[What you will do]
Each entry has to be copied exactly, with nothing missed.

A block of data
········
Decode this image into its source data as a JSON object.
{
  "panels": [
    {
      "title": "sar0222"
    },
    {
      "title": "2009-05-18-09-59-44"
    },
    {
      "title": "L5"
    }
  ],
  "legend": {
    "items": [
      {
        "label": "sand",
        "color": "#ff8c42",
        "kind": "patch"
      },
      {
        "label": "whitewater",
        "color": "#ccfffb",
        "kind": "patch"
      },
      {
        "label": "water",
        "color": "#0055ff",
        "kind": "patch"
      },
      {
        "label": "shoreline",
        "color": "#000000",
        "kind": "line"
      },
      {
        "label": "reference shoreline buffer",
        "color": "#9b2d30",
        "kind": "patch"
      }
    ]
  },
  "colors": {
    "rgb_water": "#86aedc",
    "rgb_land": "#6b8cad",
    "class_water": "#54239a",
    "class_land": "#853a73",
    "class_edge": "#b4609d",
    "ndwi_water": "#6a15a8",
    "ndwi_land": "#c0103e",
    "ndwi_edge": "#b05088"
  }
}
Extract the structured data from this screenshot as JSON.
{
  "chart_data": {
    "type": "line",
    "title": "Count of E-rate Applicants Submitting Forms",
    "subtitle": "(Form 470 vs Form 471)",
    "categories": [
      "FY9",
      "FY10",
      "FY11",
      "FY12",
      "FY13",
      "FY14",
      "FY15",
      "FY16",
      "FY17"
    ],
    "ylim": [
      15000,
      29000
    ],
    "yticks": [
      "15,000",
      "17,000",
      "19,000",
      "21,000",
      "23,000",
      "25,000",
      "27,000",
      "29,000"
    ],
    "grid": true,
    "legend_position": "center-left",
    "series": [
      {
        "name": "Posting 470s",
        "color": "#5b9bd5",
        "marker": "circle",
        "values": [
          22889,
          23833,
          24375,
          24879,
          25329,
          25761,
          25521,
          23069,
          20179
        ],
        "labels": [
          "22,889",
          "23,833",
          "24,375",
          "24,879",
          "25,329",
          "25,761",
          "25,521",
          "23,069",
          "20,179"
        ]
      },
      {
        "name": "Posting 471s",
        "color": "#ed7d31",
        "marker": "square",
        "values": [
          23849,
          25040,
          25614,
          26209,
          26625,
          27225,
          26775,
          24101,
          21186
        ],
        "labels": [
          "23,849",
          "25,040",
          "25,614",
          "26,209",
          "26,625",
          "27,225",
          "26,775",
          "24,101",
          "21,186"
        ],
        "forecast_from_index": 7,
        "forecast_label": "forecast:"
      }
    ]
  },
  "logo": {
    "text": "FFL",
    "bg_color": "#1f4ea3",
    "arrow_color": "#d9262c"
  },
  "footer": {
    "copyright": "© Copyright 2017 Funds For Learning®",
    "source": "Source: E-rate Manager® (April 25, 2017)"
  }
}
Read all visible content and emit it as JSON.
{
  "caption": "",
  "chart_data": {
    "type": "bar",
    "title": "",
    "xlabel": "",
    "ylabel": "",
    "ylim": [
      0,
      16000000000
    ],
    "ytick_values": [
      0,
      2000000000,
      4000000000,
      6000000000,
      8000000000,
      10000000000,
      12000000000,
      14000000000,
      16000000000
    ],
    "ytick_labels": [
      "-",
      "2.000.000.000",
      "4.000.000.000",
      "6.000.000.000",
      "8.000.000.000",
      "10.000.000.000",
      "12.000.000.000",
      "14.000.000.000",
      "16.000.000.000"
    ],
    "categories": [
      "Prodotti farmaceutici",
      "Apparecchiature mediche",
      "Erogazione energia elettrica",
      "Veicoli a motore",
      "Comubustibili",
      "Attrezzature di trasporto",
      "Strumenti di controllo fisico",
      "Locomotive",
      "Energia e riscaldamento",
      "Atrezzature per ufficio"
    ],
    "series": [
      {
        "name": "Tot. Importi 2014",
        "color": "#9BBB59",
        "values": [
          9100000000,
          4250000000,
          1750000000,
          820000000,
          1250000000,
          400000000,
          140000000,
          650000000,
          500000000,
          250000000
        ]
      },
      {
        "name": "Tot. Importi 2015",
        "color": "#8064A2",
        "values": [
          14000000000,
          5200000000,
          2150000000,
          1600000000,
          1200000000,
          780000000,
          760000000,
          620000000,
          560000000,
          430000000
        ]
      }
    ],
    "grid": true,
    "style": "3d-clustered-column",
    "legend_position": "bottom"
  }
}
········
[Exercise response]
Decode this image into its source data as a JSON object.
{
  "panels": [
    {
      "title": "sar0222"
    },
    {
      "title": "2009-05-18-09-59-44"
    },
    {
      "title": "L5"
    }
  ],
  "legend": {
    "items": [
      {
        "label": "sand",
        "color": "#ff8c42",
        "kind": "patch"
      },
      {
        "label": "whitewater",
        "color": "#ccfffb",
        "kind": "patch"
      },
      {
        "label": "water",
        "color": "#0055ff",
        "kind": "patch"
      },
      {
        "label": "shoreline",
        "color": "#000000",
        "kind": "line"
      },
      {
        "label": "reference shoreline buffer",
        "color": "#9b2d30",
        "kind": "patch"
      }
    ]
  },
  "colors": {
    "rgb_water": "#86aedc",
    "rgb_land": "#6b8cad",
    "class_water": "#54239a",
    "class_land": "#853a73",
    "class_edge": "#b4609d",
    "ndwi_water": "#6a15a8",
    "ndwi_land": "#c0103e",
    "ndwi_edge": "#b05088"
  }
}
Extract the structured data from this screenshot as JSON.
{
  "chart_data": {
    "type": "line",
    "title": "Count of E-rate Applicants Submitting Forms",
    "subtitle": "(Form 470 vs Form 471)",
    "categories": [
      "FY9",
      "FY10",
      "FY11",
      "FY12",
      "FY13",
      "FY14",
      "FY15",
      "FY16",
      "FY17"
    ],
    "ylim": [
      15000,
      29000
    ],
    "yticks": [
      "15,000",
      "17,000",
      "19,000",
      "21,000",
      "23,000",
      "25,000",
      "27,000",
      "29,000"
    ],
    "grid": true,
    "legend_position": "center-left",
    "series": [
      {
        "name": "Posting 470s",
        "color": "#5b9bd5",
        "marker": "circle",
        "values": [
          22889,
          23833,
          24375,
          24879,
          25329,
          25761,
          25521,
          23069,
          20179
        ],
        "labels": [
          "22,889",
          "23,833",
          "24,375",
          "24,879",
          "25,329",
          "25,761",
          "25,521",
          "23,069",
          "20,179"
        ]
      },
      {
        "name": "Posting 471s",
        "color": "#ed7d31",
        "marker": "square",
        "values": [
          23849,
          25040,
          25614,
          26209,
          26625,
          27225,
          26775,
          24101,
          21186
        ],
        "labels": [
          "23,849",
          "25,040",
          "25,614",
          "26,209",
          "26,625",
          "27,225",
          "26,775",
          "24,101",
          "21,186"
        ],
        "forecast_from_index": 7,
        "forecast_label": "forecast:"
      }
    ]
  },
  "logo": {
    "text": "FFL",
    "bg_color": "#1f4ea3",
    "arrow_color": "#d9262c"
  },
  "footer": {
    "copyright": "© Copyright 2017 Funds For Learning®",
    "source": "Source: E-rate Manager® (April 25, 2017)"
  }
}
Read all visible content and emit it as JSON.
{
  "caption": "",
  "chart_data": {
    "type": "bar",
    "title": "",
    "xlabel": "",
    "ylabel": "",
    "ylim": [
      0,
      16000000000
    ],
    "ytick_values": [
      0,
      2000000000,
      4000000000,
      6000000000,
      8000000000,
      10000000000,
      12000000000,
      14000000000,
      16000000000
    ],
    "ytick_labels": [
      "-",
      "2.000.000.000",
      "4.000.000.000",
      "6.000.000.000",
      "8.000.000.000",
      "10.000.000.000",
      "12.000.000.000",
      "14.000.000.000",
      "16.000.000.000"
    ],
    "categories": [
      "Prodotti farmaceutici",
      "Apparecchiature mediche",
      "Erogazione energia elettrica",
      "Veicoli a motore",
      "Comubustibili",
      "Attrezzature di trasporto",
      "Strumenti di controllo fisico",
      "Locomotive",
      "Energia e riscaldamento",
      "Atrezzature per ufficio"
    ],
    "series": [
      {
        "name": "Tot. Importi 2014",
        "color": "#9BBB59",
        "values": [
          9100000000,
          4250000000,
          1750000000,
          820000000,
          1250000000,
          400000000,
          140000000,
          650000000,
          500000000,
          250000000
        ]
      },
      {
        "name": "Tot. Importi 2015",
        "color": "#8064A2",
        "values": [
          14000000000,
          5200000000,
          2150000000,
          1600000000,
          1200000000,
          780000000,
          760000000,
          620000000,
          560000000,
          430000000
        ]
      }
    ],
    "grid": true,
    "style": "3d-clustered-column",
    "legend_position": "bottom"
  }
}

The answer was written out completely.